**TASK DETAILS:** Answer with a single number: the count of lines that hold "Calibrate".

Dataset records:
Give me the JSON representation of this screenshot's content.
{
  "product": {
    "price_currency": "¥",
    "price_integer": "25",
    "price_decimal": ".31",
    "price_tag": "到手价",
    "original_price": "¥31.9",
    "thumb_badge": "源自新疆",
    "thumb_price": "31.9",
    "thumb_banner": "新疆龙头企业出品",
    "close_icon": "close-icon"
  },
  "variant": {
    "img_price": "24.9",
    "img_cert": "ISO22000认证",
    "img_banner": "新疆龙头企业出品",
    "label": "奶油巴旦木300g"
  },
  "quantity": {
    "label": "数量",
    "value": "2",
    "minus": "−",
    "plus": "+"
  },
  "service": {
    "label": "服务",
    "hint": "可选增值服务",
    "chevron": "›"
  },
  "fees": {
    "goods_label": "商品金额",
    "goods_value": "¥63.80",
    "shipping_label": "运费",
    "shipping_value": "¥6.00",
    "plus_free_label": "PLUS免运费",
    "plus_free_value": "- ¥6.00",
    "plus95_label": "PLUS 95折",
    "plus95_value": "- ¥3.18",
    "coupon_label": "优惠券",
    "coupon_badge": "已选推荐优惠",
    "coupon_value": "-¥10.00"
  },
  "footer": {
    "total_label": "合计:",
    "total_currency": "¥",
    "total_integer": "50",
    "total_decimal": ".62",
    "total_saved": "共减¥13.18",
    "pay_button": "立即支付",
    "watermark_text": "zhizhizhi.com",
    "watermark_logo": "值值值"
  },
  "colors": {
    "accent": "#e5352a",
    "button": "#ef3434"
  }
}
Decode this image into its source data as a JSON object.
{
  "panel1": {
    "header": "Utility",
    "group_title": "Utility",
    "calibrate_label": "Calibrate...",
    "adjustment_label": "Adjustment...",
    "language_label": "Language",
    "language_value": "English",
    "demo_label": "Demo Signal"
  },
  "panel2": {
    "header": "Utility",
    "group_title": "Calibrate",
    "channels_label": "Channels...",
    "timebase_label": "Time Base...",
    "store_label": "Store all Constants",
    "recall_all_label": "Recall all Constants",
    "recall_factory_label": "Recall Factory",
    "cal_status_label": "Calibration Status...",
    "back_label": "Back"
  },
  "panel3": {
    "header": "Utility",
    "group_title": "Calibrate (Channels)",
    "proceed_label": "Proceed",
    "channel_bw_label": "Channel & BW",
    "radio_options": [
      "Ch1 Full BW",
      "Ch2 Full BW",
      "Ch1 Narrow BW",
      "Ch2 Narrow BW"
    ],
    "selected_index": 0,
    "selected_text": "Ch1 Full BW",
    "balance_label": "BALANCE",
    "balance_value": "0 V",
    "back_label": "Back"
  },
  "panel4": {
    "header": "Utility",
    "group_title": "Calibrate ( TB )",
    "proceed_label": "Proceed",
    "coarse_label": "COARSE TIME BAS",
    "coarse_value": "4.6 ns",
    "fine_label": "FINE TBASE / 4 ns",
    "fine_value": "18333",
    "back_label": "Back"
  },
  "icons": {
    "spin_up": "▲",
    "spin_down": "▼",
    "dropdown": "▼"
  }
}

**FULL RESPONSE:** 4